-- BEGIN DATA RECORDS --
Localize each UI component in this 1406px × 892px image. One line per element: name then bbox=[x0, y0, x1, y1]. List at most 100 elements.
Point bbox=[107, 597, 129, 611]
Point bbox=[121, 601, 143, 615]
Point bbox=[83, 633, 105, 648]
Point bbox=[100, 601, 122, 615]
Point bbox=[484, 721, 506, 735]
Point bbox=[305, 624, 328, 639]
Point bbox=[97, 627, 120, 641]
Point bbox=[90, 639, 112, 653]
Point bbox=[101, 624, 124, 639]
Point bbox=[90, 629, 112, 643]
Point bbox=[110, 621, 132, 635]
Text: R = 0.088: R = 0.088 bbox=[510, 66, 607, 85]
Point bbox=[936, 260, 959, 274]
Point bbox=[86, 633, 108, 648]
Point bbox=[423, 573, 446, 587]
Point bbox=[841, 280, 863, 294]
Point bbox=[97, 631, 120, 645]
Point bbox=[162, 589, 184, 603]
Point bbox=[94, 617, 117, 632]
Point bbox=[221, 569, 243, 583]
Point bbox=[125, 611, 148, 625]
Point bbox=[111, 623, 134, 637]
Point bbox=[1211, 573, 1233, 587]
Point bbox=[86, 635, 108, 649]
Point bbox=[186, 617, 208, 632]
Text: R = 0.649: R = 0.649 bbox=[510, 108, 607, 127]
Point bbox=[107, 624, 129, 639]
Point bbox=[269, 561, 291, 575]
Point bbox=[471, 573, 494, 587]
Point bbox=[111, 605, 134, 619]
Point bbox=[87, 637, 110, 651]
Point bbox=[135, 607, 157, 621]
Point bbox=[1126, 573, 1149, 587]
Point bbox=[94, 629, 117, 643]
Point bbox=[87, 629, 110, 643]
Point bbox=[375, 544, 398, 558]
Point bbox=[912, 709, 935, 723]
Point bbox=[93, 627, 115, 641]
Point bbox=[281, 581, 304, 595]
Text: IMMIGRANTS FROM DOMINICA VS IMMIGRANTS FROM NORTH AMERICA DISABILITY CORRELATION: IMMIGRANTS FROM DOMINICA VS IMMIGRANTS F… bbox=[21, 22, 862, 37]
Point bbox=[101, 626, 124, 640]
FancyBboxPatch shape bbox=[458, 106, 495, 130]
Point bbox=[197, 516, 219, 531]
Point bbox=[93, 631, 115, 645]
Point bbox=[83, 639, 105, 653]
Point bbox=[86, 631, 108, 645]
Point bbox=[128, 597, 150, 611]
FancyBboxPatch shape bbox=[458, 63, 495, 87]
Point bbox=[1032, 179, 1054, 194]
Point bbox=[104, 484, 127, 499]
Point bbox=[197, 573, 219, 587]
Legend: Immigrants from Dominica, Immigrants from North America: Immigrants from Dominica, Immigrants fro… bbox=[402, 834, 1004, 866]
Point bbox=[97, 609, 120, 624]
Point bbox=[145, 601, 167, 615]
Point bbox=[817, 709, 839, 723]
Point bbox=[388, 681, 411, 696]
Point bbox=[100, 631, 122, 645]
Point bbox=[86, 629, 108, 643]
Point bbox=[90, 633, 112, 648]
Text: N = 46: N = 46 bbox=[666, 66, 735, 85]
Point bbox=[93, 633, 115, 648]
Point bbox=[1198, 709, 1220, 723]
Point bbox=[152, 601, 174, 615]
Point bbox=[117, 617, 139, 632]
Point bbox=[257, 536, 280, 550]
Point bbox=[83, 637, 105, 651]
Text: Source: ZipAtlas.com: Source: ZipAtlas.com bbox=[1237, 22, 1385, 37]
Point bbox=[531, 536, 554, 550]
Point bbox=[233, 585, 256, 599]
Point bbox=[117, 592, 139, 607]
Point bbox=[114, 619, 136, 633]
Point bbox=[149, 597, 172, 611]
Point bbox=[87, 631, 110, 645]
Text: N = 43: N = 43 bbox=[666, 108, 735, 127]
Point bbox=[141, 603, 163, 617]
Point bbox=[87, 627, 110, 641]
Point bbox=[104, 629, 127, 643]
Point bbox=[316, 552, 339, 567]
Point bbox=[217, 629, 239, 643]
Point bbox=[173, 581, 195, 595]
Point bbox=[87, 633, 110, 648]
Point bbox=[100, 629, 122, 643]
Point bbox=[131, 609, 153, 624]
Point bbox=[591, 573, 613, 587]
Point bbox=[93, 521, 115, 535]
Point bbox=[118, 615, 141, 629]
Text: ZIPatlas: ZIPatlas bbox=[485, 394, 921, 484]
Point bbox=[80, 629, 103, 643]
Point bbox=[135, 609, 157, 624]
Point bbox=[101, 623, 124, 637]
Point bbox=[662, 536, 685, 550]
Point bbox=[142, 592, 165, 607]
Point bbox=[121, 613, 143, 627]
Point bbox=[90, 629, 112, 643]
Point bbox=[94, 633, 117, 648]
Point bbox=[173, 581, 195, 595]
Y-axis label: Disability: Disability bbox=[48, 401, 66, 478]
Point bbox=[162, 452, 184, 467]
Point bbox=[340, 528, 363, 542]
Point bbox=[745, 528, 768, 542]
-- END DATA RECORDS --
● TASK DIRECTIONS: Rewrite the entries above with every "Point" changed to "Marker" and nothing else altered.

● WRITTEN SOLUTION:
Localize each UI component in this 1406px × 892px image. One line per element: name then bbox=[x0, y0, x1, y1]. List at most 100 elements.
Marker bbox=[107, 597, 129, 611]
Marker bbox=[121, 601, 143, 615]
Marker bbox=[83, 633, 105, 648]
Marker bbox=[100, 601, 122, 615]
Marker bbox=[484, 721, 506, 735]
Marker bbox=[305, 624, 328, 639]
Marker bbox=[97, 627, 120, 641]
Marker bbox=[90, 639, 112, 653]
Marker bbox=[101, 624, 124, 639]
Marker bbox=[90, 629, 112, 643]
Marker bbox=[110, 621, 132, 635]
Text: R = 0.088: R = 0.088 bbox=[510, 66, 607, 85]
Marker bbox=[936, 260, 959, 274]
Marker bbox=[86, 633, 108, 648]
Marker bbox=[423, 573, 446, 587]
Marker bbox=[841, 280, 863, 294]
Marker bbox=[97, 631, 120, 645]
Marker bbox=[162, 589, 184, 603]
Marker bbox=[94, 617, 117, 632]
Marker bbox=[221, 569, 243, 583]
Marker bbox=[125, 611, 148, 625]
Marker bbox=[111, 623, 134, 637]
Marker bbox=[1211, 573, 1233, 587]
Marker bbox=[86, 635, 108, 649]
Marker bbox=[186, 617, 208, 632]
Text: R = 0.649: R = 0.649 bbox=[510, 108, 607, 127]
Marker bbox=[107, 624, 129, 639]
Marker bbox=[269, 561, 291, 575]
Marker bbox=[471, 573, 494, 587]
Marker bbox=[111, 605, 134, 619]
Marker bbox=[87, 637, 110, 651]
Marker bbox=[135, 607, 157, 621]
Marker bbox=[1126, 573, 1149, 587]
Marker bbox=[94, 629, 117, 643]
Marker bbox=[87, 629, 110, 643]
Marker bbox=[375, 544, 398, 558]
Marker bbox=[912, 709, 935, 723]
Marker bbox=[93, 627, 115, 641]
Marker bbox=[281, 581, 304, 595]
Text: IMMIGRANTS FROM DOMINICA VS IMMIGRANTS FROM NORTH AMERICA DISABILITY CORRELATION: IMMIGRANTS FROM DOMINICA VS IMMIGRANTS F… bbox=[21, 22, 862, 37]
Marker bbox=[101, 626, 124, 640]
FancyBboxPatch shape bbox=[458, 106, 495, 130]
Marker bbox=[197, 516, 219, 531]
Marker bbox=[93, 631, 115, 645]
Marker bbox=[83, 639, 105, 653]
Marker bbox=[86, 631, 108, 645]
Marker bbox=[128, 597, 150, 611]
FancyBboxPatch shape bbox=[458, 63, 495, 87]
Marker bbox=[1032, 179, 1054, 194]
Marker bbox=[104, 484, 127, 499]
Marker bbox=[197, 573, 219, 587]
Legend: Immigrants from Dominica, Immigrants from North America: Immigrants from Dominica, Immigrants fro… bbox=[402, 834, 1004, 866]
Marker bbox=[97, 609, 120, 624]
Marker bbox=[145, 601, 167, 615]
Marker bbox=[817, 709, 839, 723]
Marker bbox=[388, 681, 411, 696]
Marker bbox=[100, 631, 122, 645]
Marker bbox=[86, 629, 108, 643]
Marker bbox=[90, 633, 112, 648]
Text: N = 46: N = 46 bbox=[666, 66, 735, 85]
Marker bbox=[93, 633, 115, 648]
Marker bbox=[1198, 709, 1220, 723]
Marker bbox=[152, 601, 174, 615]
Marker bbox=[117, 617, 139, 632]
Marker bbox=[257, 536, 280, 550]
Marker bbox=[83, 637, 105, 651]
Text: Source: ZipAtlas.com: Source: ZipAtlas.com bbox=[1237, 22, 1385, 37]
Marker bbox=[531, 536, 554, 550]
Marker bbox=[233, 585, 256, 599]
Marker bbox=[117, 592, 139, 607]
Marker bbox=[114, 619, 136, 633]
Marker bbox=[149, 597, 172, 611]
Marker bbox=[87, 631, 110, 645]
Text: N = 43: N = 43 bbox=[666, 108, 735, 127]
Marker bbox=[141, 603, 163, 617]
Marker bbox=[87, 627, 110, 641]
Marker bbox=[104, 629, 127, 643]
Marker bbox=[316, 552, 339, 567]
Marker bbox=[217, 629, 239, 643]
Marker bbox=[173, 581, 195, 595]
Marker bbox=[87, 633, 110, 648]
Marker bbox=[100, 629, 122, 643]
Marker bbox=[131, 609, 153, 624]
Marker bbox=[591, 573, 613, 587]
Marker bbox=[93, 521, 115, 535]
Marker bbox=[118, 615, 141, 629]
Text: ZIPatlas: ZIPatlas bbox=[485, 394, 921, 484]
Marker bbox=[80, 629, 103, 643]
Marker bbox=[135, 609, 157, 624]
Marker bbox=[101, 623, 124, 637]
Marker bbox=[662, 536, 685, 550]
Marker bbox=[142, 592, 165, 607]
Marker bbox=[121, 613, 143, 627]
Marker bbox=[90, 629, 112, 643]
Marker bbox=[94, 633, 117, 648]
Marker bbox=[173, 581, 195, 595]
Y-axis label: Disability: Disability bbox=[48, 401, 66, 478]
Marker bbox=[162, 452, 184, 467]
Marker bbox=[340, 528, 363, 542]
Marker bbox=[745, 528, 768, 542]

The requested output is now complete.